---------- Record excerpts ----------

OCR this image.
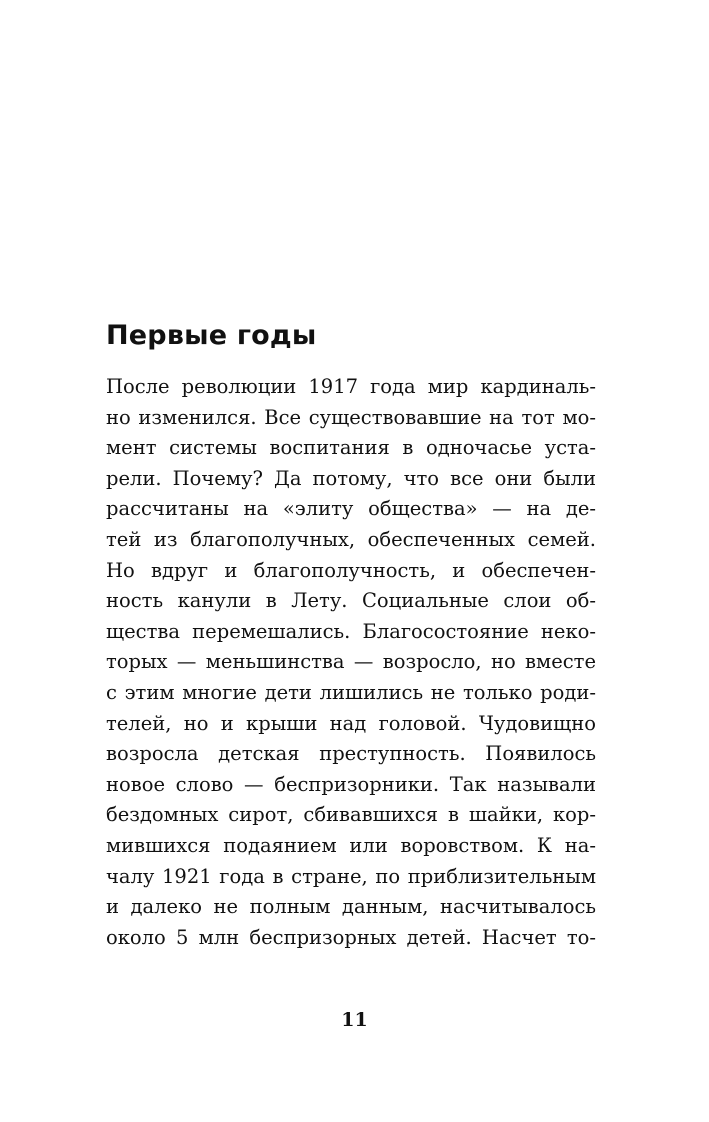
Первые годы
После революции 1917 года мир кардиналь-
но изменился. Все существовавшие на тот мо-
мент системы воспитания в одночасье уста-
рели. Почему? Да потому, что все они были
рассчитаны на «элиту общества» — на де-
тей из благополучных, обеспеченных семей.
Но вдруг и благополучность, и обеспечен-
ность канули в Лету. Социальные слои об-
щества перемешались. Благосостояние неко-
торых — меньшинства — возросло, но вместе
с этим многие дети лишились не только роди-
телей, но и крыши над головой. Чудовищно
возросла детская преступность. Появилось
новое слово — беспризорники. Так называли
бездомных сирот, сбивавшихся в шайки, кор-
мившихся подаянием или воровством. К на-
чалу 1921 года в стране, по приблизительным
и далеко не полным данным, насчитывалось
около 5 млн беспризорных детей. Насчет то-
11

----------

[Request] From the entries above, output every line exactly and omit any image.

[Problem solution]
OCR this image.
Первые годы
После революции 1917 года мир кардиналь-
но изменился. Все существовавшие на тот мо-
мент системы воспитания в одночасье уста-
рели. Почему? Да потому, что все они были
рассчитаны на «элиту общества» — на де-
тей из благополучных, обеспеченных семей.
Но вдруг и благополучность, и обеспечен-
ность канули в Лету. Социальные слои об-
щества перемешались. Благосостояние неко-
торых — меньшинства — возросло, но вместе
с этим многие дети лишились не только роди-
телей, но и крыши над головой. Чудовищно
возросла детская преступность. Появилось
новое слово — беспризорники. Так называли
бездомных сирот, сбивавшихся в шайки, кор-
мившихся подаянием или воровством. К на-
чалу 1921 года в стране, по приблизительным
и далеко не полным данным, насчитывалось
около 5 млн беспризорных детей. Насчет то-
11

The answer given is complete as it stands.